Put the lines below into a JSON list of strings, with one string for each line and any blank lines omitted.

** start of Material provided **

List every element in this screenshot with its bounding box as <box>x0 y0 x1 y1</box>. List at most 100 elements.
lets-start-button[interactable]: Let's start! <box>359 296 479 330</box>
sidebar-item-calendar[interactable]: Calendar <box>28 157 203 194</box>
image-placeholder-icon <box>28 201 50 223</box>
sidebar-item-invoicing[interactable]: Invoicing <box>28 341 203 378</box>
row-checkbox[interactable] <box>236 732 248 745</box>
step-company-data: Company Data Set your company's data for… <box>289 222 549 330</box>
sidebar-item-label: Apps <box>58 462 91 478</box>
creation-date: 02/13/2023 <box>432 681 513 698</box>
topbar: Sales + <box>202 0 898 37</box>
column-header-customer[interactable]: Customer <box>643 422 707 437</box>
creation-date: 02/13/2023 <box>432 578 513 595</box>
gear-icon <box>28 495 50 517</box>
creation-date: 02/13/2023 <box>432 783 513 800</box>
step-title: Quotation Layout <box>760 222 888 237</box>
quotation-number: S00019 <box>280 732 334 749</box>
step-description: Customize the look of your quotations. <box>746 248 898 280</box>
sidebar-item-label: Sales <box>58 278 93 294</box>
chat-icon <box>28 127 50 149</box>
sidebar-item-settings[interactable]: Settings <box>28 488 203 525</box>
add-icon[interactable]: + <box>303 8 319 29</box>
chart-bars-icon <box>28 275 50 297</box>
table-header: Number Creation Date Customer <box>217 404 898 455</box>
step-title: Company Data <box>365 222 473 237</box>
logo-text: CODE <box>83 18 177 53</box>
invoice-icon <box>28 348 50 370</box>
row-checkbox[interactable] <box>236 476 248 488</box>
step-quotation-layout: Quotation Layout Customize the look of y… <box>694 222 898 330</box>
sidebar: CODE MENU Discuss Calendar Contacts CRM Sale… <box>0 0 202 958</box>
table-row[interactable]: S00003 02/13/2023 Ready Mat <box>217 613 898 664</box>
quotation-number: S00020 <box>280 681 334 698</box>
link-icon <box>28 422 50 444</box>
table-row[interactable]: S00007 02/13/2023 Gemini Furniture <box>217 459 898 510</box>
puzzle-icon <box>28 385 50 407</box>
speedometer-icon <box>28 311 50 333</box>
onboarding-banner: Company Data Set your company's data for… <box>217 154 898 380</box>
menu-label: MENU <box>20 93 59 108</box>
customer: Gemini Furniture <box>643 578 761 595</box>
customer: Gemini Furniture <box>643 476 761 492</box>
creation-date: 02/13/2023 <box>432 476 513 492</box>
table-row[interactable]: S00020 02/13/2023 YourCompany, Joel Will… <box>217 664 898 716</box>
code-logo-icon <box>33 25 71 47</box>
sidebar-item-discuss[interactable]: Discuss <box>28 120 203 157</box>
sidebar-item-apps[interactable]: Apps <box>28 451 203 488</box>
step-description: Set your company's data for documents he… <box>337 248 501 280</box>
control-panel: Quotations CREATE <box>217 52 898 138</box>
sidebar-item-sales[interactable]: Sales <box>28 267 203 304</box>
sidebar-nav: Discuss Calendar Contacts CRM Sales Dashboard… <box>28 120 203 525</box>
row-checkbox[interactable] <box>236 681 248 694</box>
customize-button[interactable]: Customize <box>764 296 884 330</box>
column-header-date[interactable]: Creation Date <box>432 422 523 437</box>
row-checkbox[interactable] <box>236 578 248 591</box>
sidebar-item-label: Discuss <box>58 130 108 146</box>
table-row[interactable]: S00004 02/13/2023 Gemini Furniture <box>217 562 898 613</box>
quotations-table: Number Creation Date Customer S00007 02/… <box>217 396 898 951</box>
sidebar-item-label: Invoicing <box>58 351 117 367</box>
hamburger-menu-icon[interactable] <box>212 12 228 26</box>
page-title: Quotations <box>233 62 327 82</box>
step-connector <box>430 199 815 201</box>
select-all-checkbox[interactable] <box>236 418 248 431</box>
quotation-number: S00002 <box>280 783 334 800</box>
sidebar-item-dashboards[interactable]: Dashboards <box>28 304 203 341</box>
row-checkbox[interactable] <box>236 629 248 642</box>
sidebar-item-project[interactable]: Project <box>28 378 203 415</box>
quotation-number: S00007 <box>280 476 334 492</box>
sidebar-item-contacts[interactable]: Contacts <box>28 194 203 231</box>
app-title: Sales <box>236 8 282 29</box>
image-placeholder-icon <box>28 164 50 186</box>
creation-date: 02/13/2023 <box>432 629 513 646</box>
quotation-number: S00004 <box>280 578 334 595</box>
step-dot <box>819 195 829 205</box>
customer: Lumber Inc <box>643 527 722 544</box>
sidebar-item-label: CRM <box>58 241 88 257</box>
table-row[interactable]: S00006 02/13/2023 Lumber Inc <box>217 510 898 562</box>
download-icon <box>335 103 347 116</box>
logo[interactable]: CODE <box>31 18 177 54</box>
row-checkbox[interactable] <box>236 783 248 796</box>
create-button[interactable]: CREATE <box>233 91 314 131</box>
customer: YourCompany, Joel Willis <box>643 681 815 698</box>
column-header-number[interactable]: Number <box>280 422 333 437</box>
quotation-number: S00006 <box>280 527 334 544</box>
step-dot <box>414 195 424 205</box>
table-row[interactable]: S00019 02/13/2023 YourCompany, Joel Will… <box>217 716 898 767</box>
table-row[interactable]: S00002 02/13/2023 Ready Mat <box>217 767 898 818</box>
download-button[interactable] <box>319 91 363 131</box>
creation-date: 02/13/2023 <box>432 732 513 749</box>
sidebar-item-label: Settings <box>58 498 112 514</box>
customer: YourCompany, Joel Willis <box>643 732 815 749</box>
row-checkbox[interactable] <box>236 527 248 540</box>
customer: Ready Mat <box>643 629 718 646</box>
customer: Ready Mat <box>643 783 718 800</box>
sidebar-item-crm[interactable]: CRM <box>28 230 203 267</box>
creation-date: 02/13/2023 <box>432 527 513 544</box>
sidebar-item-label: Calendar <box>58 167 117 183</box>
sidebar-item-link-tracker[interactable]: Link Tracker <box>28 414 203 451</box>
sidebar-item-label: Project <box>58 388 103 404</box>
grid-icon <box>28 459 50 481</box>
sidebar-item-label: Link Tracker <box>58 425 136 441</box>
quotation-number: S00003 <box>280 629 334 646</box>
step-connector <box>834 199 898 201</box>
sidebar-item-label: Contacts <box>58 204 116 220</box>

** end of Material provided **

• Task solution
[
  "List every element in this screenshot with its bounding box as <box>x0 y0 x1 y1</box>. List at most 100 elements.",
  "lets-start-button[interactable]: Let's start! <box>359 296 479 330</box>",
  "sidebar-item-calendar[interactable]: Calendar <box>28 157 203 194</box>",
  "image-placeholder-icon <box>28 201 50 223</box>",
  "sidebar-item-invoicing[interactable]: Invoicing <box>28 341 203 378</box>",
  "row-checkbox[interactable] <box>236 732 248 745</box>",
  "step-company-data: Company Data Set your company's data for… <box>289 222 549 330</box>",
  "sidebar-item-label: Apps <box>58 462 91 478</box>",
  "creation-date: 02/13/2023 <box>432 681 513 698</box>",
  "topbar: Sales + <box>202 0 898 37</box>",
  "column-header-customer[interactable]: Customer <box>643 422 707 437</box>",
  "creation-date: 02/13/2023 <box>432 578 513 595</box>",
  "gear-icon <box>28 495 50 517</box>",
  "creation-date: 02/13/2023 <box>432 783 513 800</box>",
  "step-title: Quotation Layout <box>760 222 888 237</box>",
  "quotation-number: S00019 <box>280 732 334 749</box>",
  "step-description: Customize the look of your quotations. <box>746 248 898 280</box>",
  "sidebar-item-label: Sales <box>58 278 93 294</box>",
  "chat-icon <box>28 127 50 149</box>",
  "sidebar-item-settings[interactable]: Settings <box>28 488 203 525</box>",
  "add-icon[interactable]: + <box>303 8 319 29</box>",
  "chart-bars-icon <box>28 275 50 297</box>",
  "table-header: Number Creation Date Customer <box>217 404 898 455</box>",
  "step-title: Company Data <box>365 222 473 237</box>",
  "logo-text: CODE <box>83 18 177 53</box>",
  "invoice-icon <box>28 348 50 370</box>",
  "row-checkbox[interactable] <box>236 476 248 488</box>",
  "step-quotation-layout: Quotation Layout Customize the look of y… <box>694 222 898 330</box>",
  "sidebar: CODE MENU Discuss Calendar Contacts CRM Sale… <box>0 0 202 958</box>",
  "table-row[interactable]: S00003 02/13/2023 Ready Mat <box>217 613 898 664</box>",
  "quotation-number: S00020 <box>280 681 334 698</box>",
  "link-icon <box>28 422 50 444</box>",
  "table-row[interactable]: S00007 02/13/2023 Gemini Furniture <box>217 459 898 510</box>",
  "puzzle-icon <box>28 385 50 407</box>",
  "speedometer-icon <box>28 311 50 333</box>",
  "onboarding-banner: Company Data Set your company's data for… <box>217 154 898 380</box>",
  "menu-label: MENU <box>20 93 59 108</box>",
  "customer: Gemini Furniture <box>643 578 761 595</box>",
  "customer: Gemini Furniture <box>643 476 761 492</box>",
  "creation-date: 02/13/2023 <box>432 476 513 492</box>",
  "table-row[interactable]: S00020 02/13/2023 YourCompany, Joel Will… <box>217 664 898 716</box>",
  "code-logo-icon <box>33 25 71 47</box>",
  "sidebar-item-discuss[interactable]: Discuss <box>28 120 203 157</box>",
  "sidebar-item-apps[interactable]: Apps <box>28 451 203 488</box>",
  "step-description: Set your company's data for documents he… <box>337 248 501 280</box>",
  "control-panel: Quotations CREATE <box>217 52 898 138</box>",
  "sidebar-item-sales[interactable]: Sales <box>28 267 203 304</box>",
  "sidebar-nav: Discuss Calendar Contacts CRM Sales Dashboard… <box>28 120 203 525</box>",
  "row-checkbox[interactable] <box>236 681 248 694</box>",
  "customize-button[interactable]: Customize <box>764 296 884 330</box>",
  "column-header-date[interactable]: Creation Date <box>432 422 523 437</box>",
  "row-checkbox[interactable] <box>236 578 248 591</box>",
  "sidebar-item-label: Discuss <box>58 130 108 146</box>",
  "table-row[interactable]: S00004 02/13/2023 Gemini Furniture <box>217 562 898 613</box>",
  "quotations-table: Number Creation Date Customer S00007 02/… <box>217 396 898 951</box>",
  "sidebar-item-label: Invoicing <box>58 351 117 367</box>",
  "hamburger-menu-icon[interactable] <box>212 12 228 26</box>",
  "page-title: Quotations <box>233 62 327 82</box>",
  "step-connector <box>430 199 815 201</box>",
  "select-all-checkbox[interactable] <box>236 418 248 431</box>",
  "quotation-number: S00002 <box>280 783 334 800</box>",
  "sidebar-item-dashboards[interactable]: Dashboards <box>28 304 203 341</box>",
  "row-checkbox[interactable] <box>236 629 248 642</box>",
  "sidebar-item-project[interactable]: Project <box>28 378 203 415</box>",
  "quotation-number: S00007 <box>280 476 334 492</box>",
  "sidebar-item-contacts[interactable]: Contacts <box>28 194 203 231</box>",
  "app-title: Sales <box>236 8 282 29</box>",
  "image-placeholder-icon <box>28 164 50 186</box>",
  "creation-date: 02/13/2023 <box>432 629 513 646</box>",
  "quotation-number: S00004 <box>280 578 334 595</box>",
  "step-dot <box>819 195 829 205</box>",
  "customer: Lumber Inc <box>643 527 722 544</box>",
  "sidebar-item-label: CRM <box>58 241 88 257</box>",
  "table-row[interactable]: S00006 02/13/2023 Lumber Inc <box>217 510 898 562</box>",
  "download-icon <box>335 103 347 116</box>",
  "logo[interactable]: CODE <box>31 18 177 54</box>",
  "row-checkbox[interactable] <box>236 783 248 796</box>",
  "create-button[interactable]: CREATE <box>233 91 314 131</box>",
  "customer: YourCompany, Joel Willis <box>643 681 815 698</box>",
  "column-header-number[interactable]: Number <box>280 422 333 437</box>",
  "quotation-number: S00006 <box>280 527 334 544</box>",
  "step-dot <box>414 195 424 205</box>",
  "table-row[interactable]: S00019 02/13/2023 YourCompany, Joel Will… <box>217 716 898 767</box>",
  "table-row[interactable]: S00002 02/13/2023 Ready Mat <box>217 767 898 818</box>",
  "download-button[interactable] <box>319 91 363 131</box>",
  "creation-date: 02/13/2023 <box>432 732 513 749</box>",
  "sidebar-item-label: Settings <box>58 498 112 514</box>",
  "customer: YourCompany, Joel Willis <box>643 732 815 749</box>",
  "row-checkbox[interactable] <box>236 527 248 540</box>",
  "customer: Ready Mat <box>643 629 718 646</box>",
  "customer: Ready Mat <box>643 783 718 800</box>",
  "sidebar-item-crm[interactable]: CRM <box>28 230 203 267</box>",
  "creation-date: 02/13/2023 <box>432 527 513 544</box>",
  "sidebar-item-label: Calendar <box>58 167 117 183</box>",
  "sidebar-item-link-tracker[interactable]: Link Tracker <box>28 414 203 451</box>",
  "sidebar-item-label: Project <box>58 388 103 404</box>",
  "grid-icon <box>28 459 50 481</box>",
  "sidebar-item-label: Link Tracker <box>58 425 136 441</box>",
  "quotation-number: S00003 <box>280 629 334 646</box>",
  "step-connector <box>834 199 898 201</box>",
  "sidebar-item-label: Contacts <box>58 204 116 220</box>"
]